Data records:

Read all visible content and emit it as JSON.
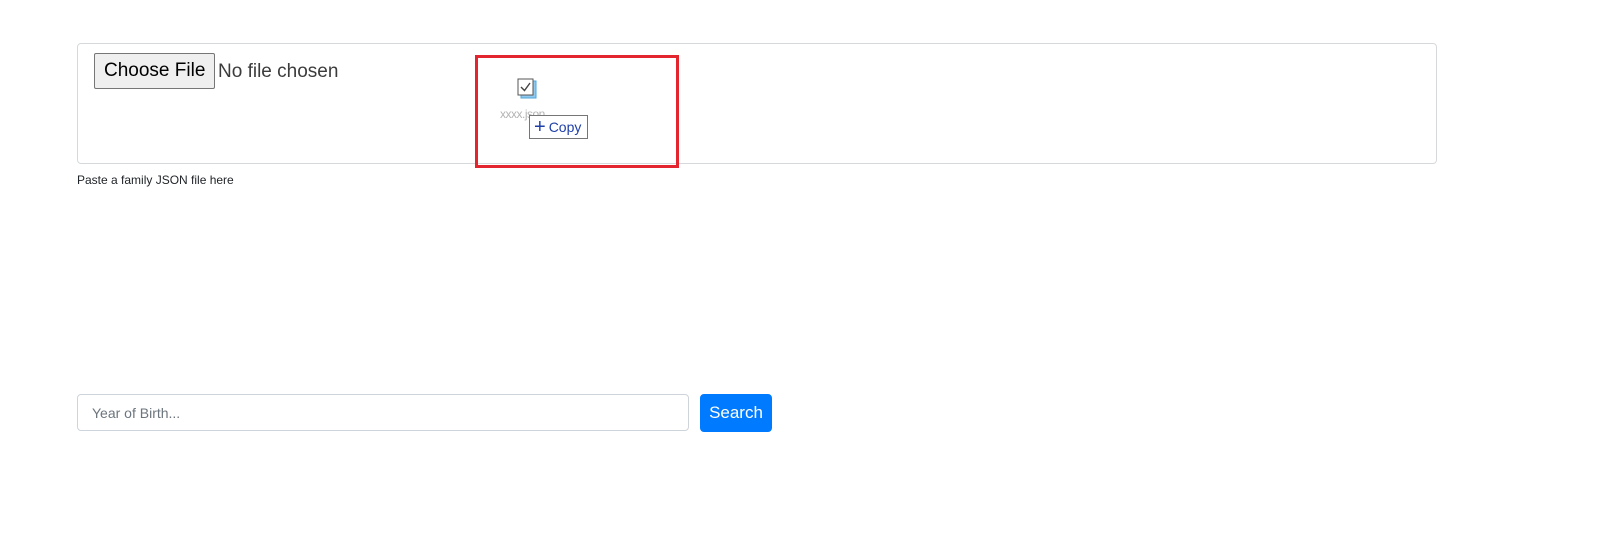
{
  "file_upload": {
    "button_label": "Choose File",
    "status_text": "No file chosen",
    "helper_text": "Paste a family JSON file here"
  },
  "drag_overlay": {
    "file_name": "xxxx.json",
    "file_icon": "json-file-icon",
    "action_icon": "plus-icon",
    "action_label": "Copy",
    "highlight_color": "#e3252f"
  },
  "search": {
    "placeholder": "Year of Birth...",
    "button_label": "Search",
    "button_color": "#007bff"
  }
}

• **Challenge**: Take the entries shown above and quote them verbatim, passing over the pictures.

• **Answer below**:
Read all visible content and emit it as JSON.
{
  "file_upload": {
    "button_label": "Choose File",
    "status_text": "No file chosen",
    "helper_text": "Paste a family JSON file here"
  },
  "drag_overlay": {
    "file_name": "xxxx.json",
    "file_icon": "json-file-icon",
    "action_icon": "plus-icon",
    "action_label": "Copy",
    "highlight_color": "#e3252f"
  },
  "search": {
    "placeholder": "Year of Birth...",
    "button_label": "Search",
    "button_color": "#007bff"
  }
}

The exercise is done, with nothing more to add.